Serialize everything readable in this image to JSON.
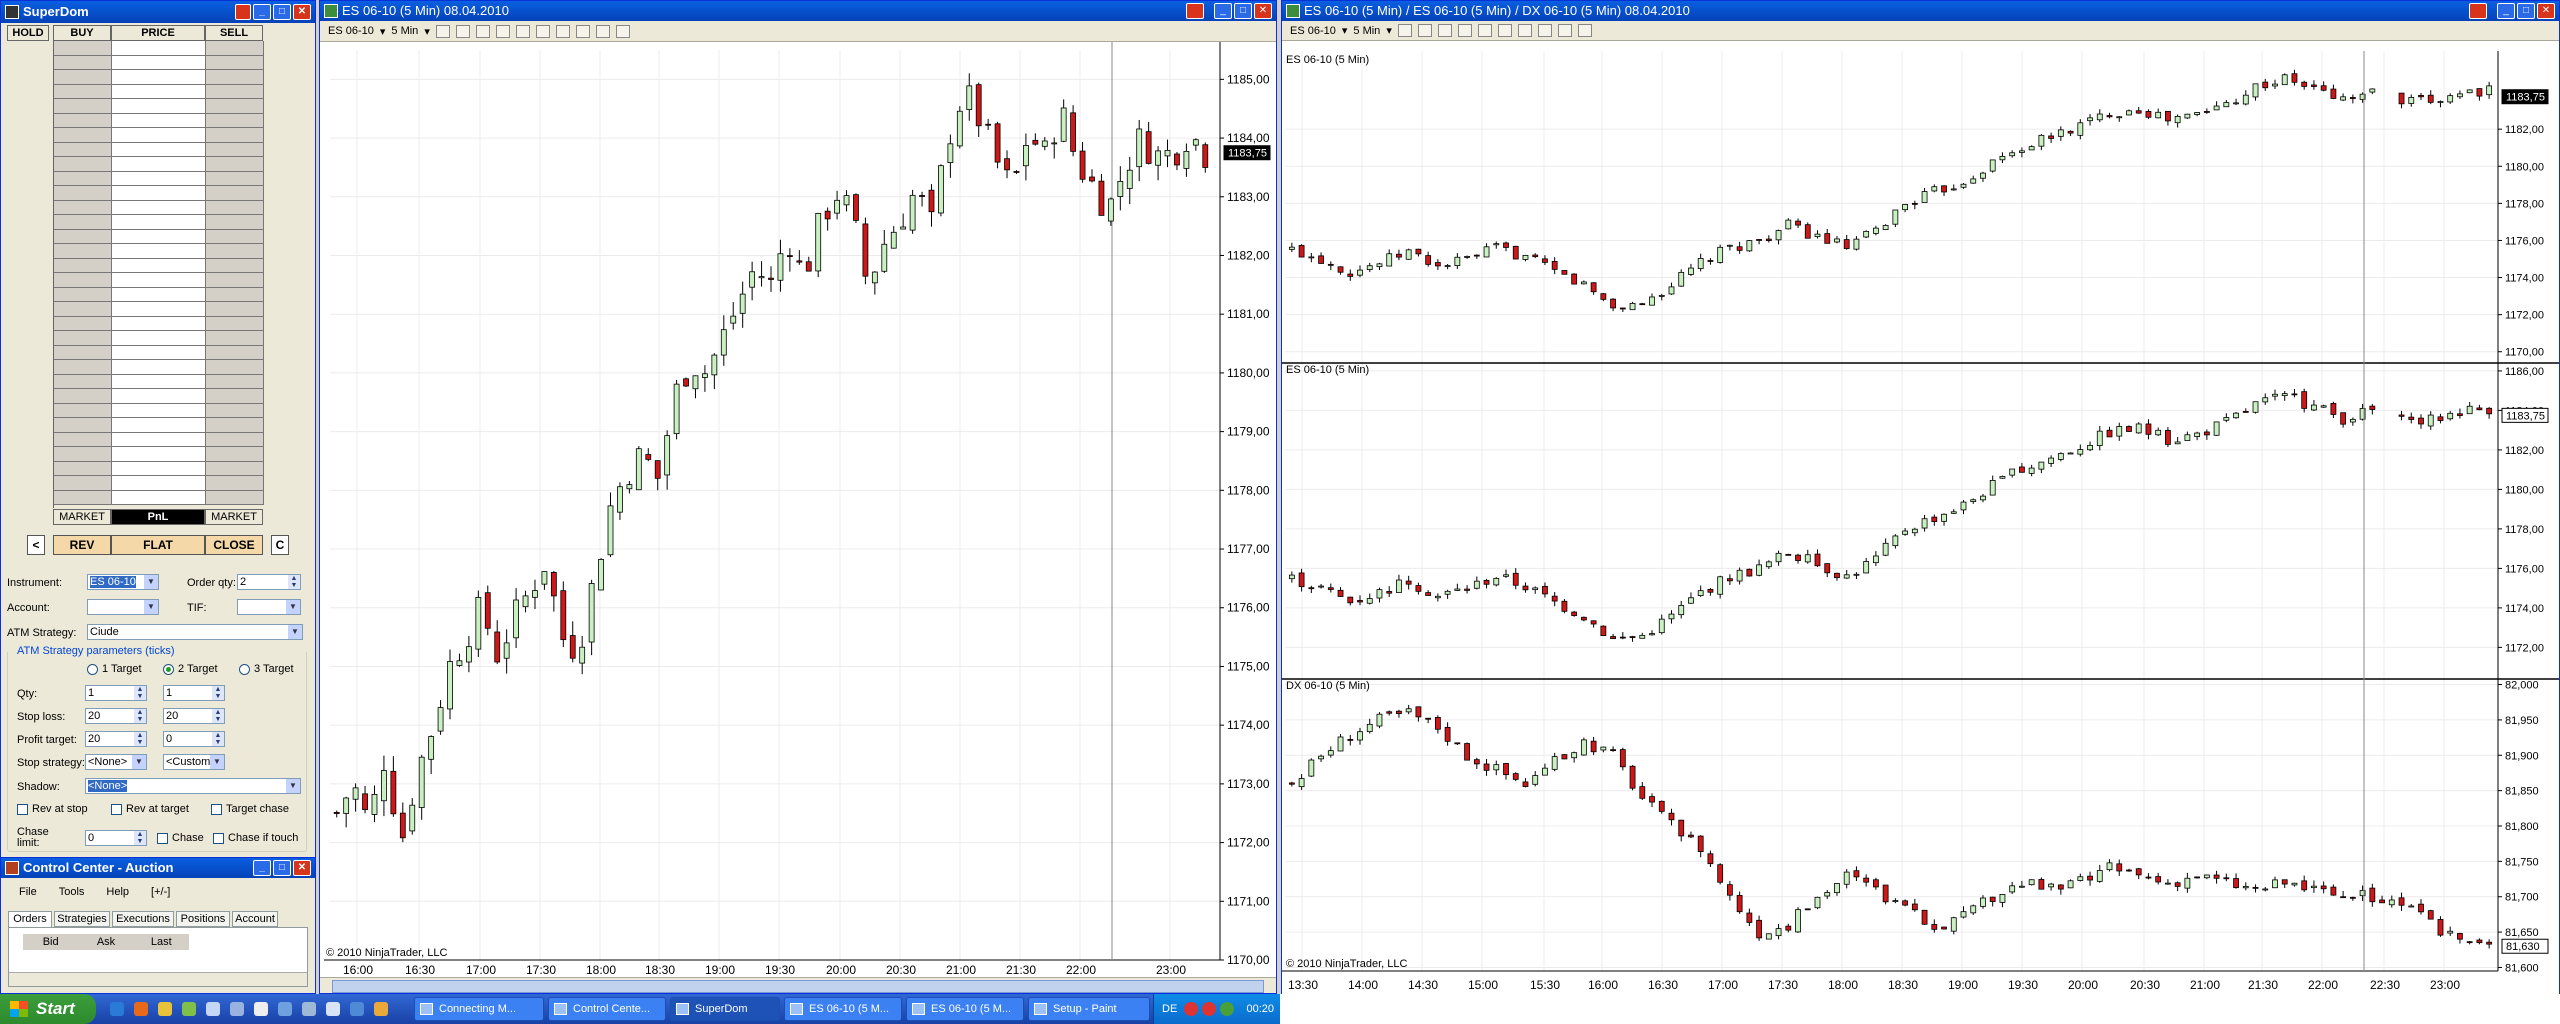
{
  "superdom": {
    "title": "SuperDom",
    "headers": [
      "HOLD",
      "BUY",
      "PRICE",
      "SELL"
    ],
    "market_left": "MARKET",
    "pnl": "PnL",
    "market_right": "MARKET",
    "btn_left_arrow": "<",
    "btn_rev": "REV",
    "btn_flat": "FLAT",
    "btn_close": "CLOSE",
    "btn_c": "C",
    "instrument_label": "Instrument:",
    "instrument_value": "ES 06-10",
    "order_qty_label": "Order qty:",
    "order_qty_value": "2",
    "account_label": "Account:",
    "tif_label": "TIF:",
    "atm_label": "ATM Strategy:",
    "atm_value": "Ciude",
    "atm_params_label": "ATM Strategy parameters (ticks)",
    "target1": "1 Target",
    "target2": "2 Target",
    "target3": "3 Target",
    "qty_label": "Qty:",
    "qty1": "1",
    "qty2": "1",
    "stoploss_label": "Stop loss:",
    "stoploss1": "20",
    "stoploss2": "20",
    "profit_label": "Profit target:",
    "profit1": "20",
    "profit2": "0",
    "stopstrat_label": "Stop strategy:",
    "stopstrat1": "<None>",
    "stopstrat2": "<Custom",
    "shadow_label": "Shadow:",
    "shadow_value": "<None>",
    "rev_at_stop": "Rev at stop",
    "rev_at_target": "Rev at target",
    "target_chase": "Target chase",
    "chase_limit_label": "Chase limit:",
    "chase_limit_value": "0",
    "chase": "Chase",
    "chase_if_touch": "Chase if touch"
  },
  "control_center": {
    "title": "Control Center - Auction",
    "menu": [
      "File",
      "Tools",
      "Help",
      "[+/-]"
    ],
    "tabs": [
      "Orders",
      "Strategies",
      "Executions",
      "Positions",
      "Account"
    ],
    "columns": [
      "Bid",
      "Ask",
      "Last"
    ]
  },
  "chart1": {
    "title": "ES 06-10 (5 Min)  08.04.2010",
    "instrument": "ES 06-10",
    "interval": "5 Min",
    "copyright": "© 2010 NinjaTrader, LLC",
    "price_label": "1183,75"
  },
  "chart2": {
    "title": "ES 06-10 (5 Min) / ES 06-10 (5 Min) / DX 06-10 (5 Min)  08.04.2010",
    "instrument": "ES 06-10",
    "interval": "5 Min",
    "panel1_label": "ES 06-10 (5 Min)",
    "panel2_label": "ES 06-10 (5 Min)",
    "panel3_label": "DX 06-10 (5 Min)",
    "copyright": "© 2010 NinjaTrader, LLC",
    "price_label_es": "1183,75",
    "price_label_dx": "81,630"
  },
  "chart_data": [
    {
      "type": "candlestick",
      "title": "ES 06-10 (5 Min)",
      "x_ticks": [
        "16:00",
        "16:30",
        "17:00",
        "17:30",
        "18:00",
        "18:30",
        "19:00",
        "19:30",
        "20:00",
        "20:30",
        "21:00",
        "21:30",
        "22:00",
        "23:00"
      ],
      "y_ticks": [
        "1185,00",
        "1184,00",
        "1183,00",
        "1182,00",
        "1181,00",
        "1180,00",
        "1179,00",
        "1178,00",
        "1177,00",
        "1176,00",
        "1175,00",
        "1174,00",
        "1173,00",
        "1172,00",
        "1171,00",
        "1170,00"
      ],
      "ylim": [
        1170,
        1185.5
      ],
      "close_path": [
        1172.5,
        1173,
        1172.3,
        1173.5,
        1172,
        1173.2,
        1174,
        1175,
        1175.5,
        1176,
        1175.2,
        1175.8,
        1176.3,
        1176.8,
        1175.5,
        1175.3,
        1176.5,
        1177.7,
        1178.3,
        1178.6,
        1178.2,
        1179.6,
        1180.2,
        1180,
        1180.6,
        1181.2,
        1181.8,
        1181.5,
        1182.4,
        1181.6,
        1182.5,
        1183.1,
        1182.7,
        1181.5,
        1182.2,
        1182.6,
        1183.1,
        1182.5,
        1184,
        1184.8,
        1184.3,
        1183.6,
        1183.1,
        1184.1,
        1183.7,
        1184.5,
        1183.6,
        1183.2,
        1182.8,
        1183.5,
        1184,
        1183.7,
        1183.75,
        1184.1,
        1183.75
      ]
    },
    {
      "type": "candlestick",
      "title": "ES 06-10 (5 Min)",
      "x_ticks": [
        "13:30",
        "14:00",
        "14:30",
        "15:00",
        "15:30",
        "16:00",
        "16:30",
        "17:00",
        "17:30",
        "18:00",
        "18:30",
        "19:00",
        "19:30",
        "20:00",
        "20:30",
        "21:00",
        "21:30",
        "22:00",
        "22:30",
        "23:00"
      ],
      "y_ticks": [
        "1182,00",
        "1180,00",
        "1178,00",
        "1176,00",
        "1174,00",
        "1172,00",
        "1170,00"
      ],
      "ylim": [
        1169.5,
        1186
      ]
    },
    {
      "type": "candlestick",
      "title": "ES 06-10 (5 Min)",
      "y_ticks": [
        "1186,00",
        "1184,00",
        "1182,00",
        "1180,00",
        "1178,00",
        "1176,00",
        "1174,00",
        "1172,00"
      ],
      "ylim": [
        1170.5,
        1186.3
      ]
    },
    {
      "type": "candlestick",
      "title": "DX 06-10 (5 Min)",
      "y_ticks": [
        "82,000",
        "81,950",
        "81,900",
        "81,850",
        "81,800",
        "81,750",
        "81,700",
        "81,650",
        "81,600"
      ],
      "ylim": [
        81.595,
        82.005
      ]
    }
  ]
}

= Your task =
Print every entry exactly as written, without the pictures.

= Response below =
Serialize everything readable in this image to JSON.
{
  "superdom": {
    "title": "SuperDom",
    "headers": [
      "HOLD",
      "BUY",
      "PRICE",
      "SELL"
    ],
    "market_left": "MARKET",
    "pnl": "PnL",
    "market_right": "MARKET",
    "btn_left_arrow": "<",
    "btn_rev": "REV",
    "btn_flat": "FLAT",
    "btn_close": "CLOSE",
    "btn_c": "C",
    "instrument_label": "Instrument:",
    "instrument_value": "ES 06-10",
    "order_qty_label": "Order qty:",
    "order_qty_value": "2",
    "account_label": "Account:",
    "tif_label": "TIF:",
    "atm_label": "ATM Strategy:",
    "atm_value": "Ciude",
    "atm_params_label": "ATM Strategy parameters (ticks)",
    "target1": "1 Target",
    "target2": "2 Target",
    "target3": "3 Target",
    "qty_label": "Qty:",
    "qty1": "1",
    "qty2": "1",
    "stoploss_label": "Stop loss:",
    "stoploss1": "20",
    "stoploss2": "20",
    "profit_label": "Profit target:",
    "profit1": "20",
    "profit2": "0",
    "stopstrat_label": "Stop strategy:",
    "stopstrat1": "<None>",
    "stopstrat2": "<Custom",
    "shadow_label": "Shadow:",
    "shadow_value": "<None>",
    "rev_at_stop": "Rev at stop",
    "rev_at_target": "Rev at target",
    "target_chase": "Target chase",
    "chase_limit_label": "Chase limit:",
    "chase_limit_value": "0",
    "chase": "Chase",
    "chase_if_touch": "Chase if touch"
  },
  "control_center": {
    "title": "Control Center - Auction",
    "menu": [
      "File",
      "Tools",
      "Help",
      "[+/-]"
    ],
    "tabs": [
      "Orders",
      "Strategies",
      "Executions",
      "Positions",
      "Account"
    ],
    "columns": [
      "Bid",
      "Ask",
      "Last"
    ]
  },
  "chart1": {
    "title": "ES 06-10 (5 Min)  08.04.2010",
    "instrument": "ES 06-10",
    "interval": "5 Min",
    "copyright": "© 2010 NinjaTrader, LLC",
    "price_label": "1183,75"
  },
  "chart2": {
    "title": "ES 06-10 (5 Min) / ES 06-10 (5 Min) / DX 06-10 (5 Min)  08.04.2010",
    "instrument": "ES 06-10",
    "interval": "5 Min",
    "panel1_label": "ES 06-10 (5 Min)",
    "panel2_label": "ES 06-10 (5 Min)",
    "panel3_label": "DX 06-10 (5 Min)",
    "copyright": "© 2010 NinjaTrader, LLC",
    "price_label_es": "1183,75",
    "price_label_dx": "81,630"
  },
  "chart_data": [
    {
      "type": "candlestick",
      "title": "ES 06-10 (5 Min)",
      "x_ticks": [
        "16:00",
        "16:30",
        "17:00",
        "17:30",
        "18:00",
        "18:30",
        "19:00",
        "19:30",
        "20:00",
        "20:30",
        "21:00",
        "21:30",
        "22:00",
        "23:00"
      ],
      "y_ticks": [
        "1185,00",
        "1184,00",
        "1183,00",
        "1182,00",
        "1181,00",
        "1180,00",
        "1179,00",
        "1178,00",
        "1177,00",
        "1176,00",
        "1175,00",
        "1174,00",
        "1173,00",
        "1172,00",
        "1171,00",
        "1170,00"
      ],
      "ylim": [
        1170,
        1185.5
      ],
      "close_path": [
        1172.5,
        1173,
        1172.3,
        1173.5,
        1172,
        1173.2,
        1174,
        1175,
        1175.5,
        1176,
        1175.2,
        1175.8,
        1176.3,
        1176.8,
        1175.5,
        1175.3,
        1176.5,
        1177.7,
        1178.3,
        1178.6,
        1178.2,
        1179.6,
        1180.2,
        1180,
        1180.6,
        1181.2,
        1181.8,
        1181.5,
        1182.4,
        1181.6,
        1182.5,
        1183.1,
        1182.7,
        1181.5,
        1182.2,
        1182.6,
        1183.1,
        1182.5,
        1184,
        1184.8,
        1184.3,
        1183.6,
        1183.1,
        1184.1,
        1183.7,
        1184.5,
        1183.6,
        1183.2,
        1182.8,
        1183.5,
        1184,
        1183.7,
        1183.75,
        1184.1,
        1183.75
      ]
    },
    {
      "type": "candlestick",
      "title": "ES 06-10 (5 Min)",
      "x_ticks": [
        "13:30",
        "14:00",
        "14:30",
        "15:00",
        "15:30",
        "16:00",
        "16:30",
        "17:00",
        "17:30",
        "18:00",
        "18:30",
        "19:00",
        "19:30",
        "20:00",
        "20:30",
        "21:00",
        "21:30",
        "22:00",
        "22:30",
        "23:00"
      ],
      "y_ticks": [
        "1182,00",
        "1180,00",
        "1178,00",
        "1176,00",
        "1174,00",
        "1172,00",
        "1170,00"
      ],
      "ylim": [
        1169.5,
        1186
      ]
    },
    {
      "type": "candlestick",
      "title": "ES 06-10 (5 Min)",
      "y_ticks": [
        "1186,00",
        "1184,00",
        "1182,00",
        "1180,00",
        "1178,00",
        "1176,00",
        "1174,00",
        "1172,00"
      ],
      "ylim": [
        1170.5,
        1186.3
      ]
    },
    {
      "type": "candlestick",
      "title": "DX 06-10 (5 Min)",
      "y_ticks": [
        "82,000",
        "81,950",
        "81,900",
        "81,850",
        "81,800",
        "81,750",
        "81,700",
        "81,650",
        "81,600"
      ],
      "ylim": [
        81.595,
        82.005
      ]
    }
  ]
}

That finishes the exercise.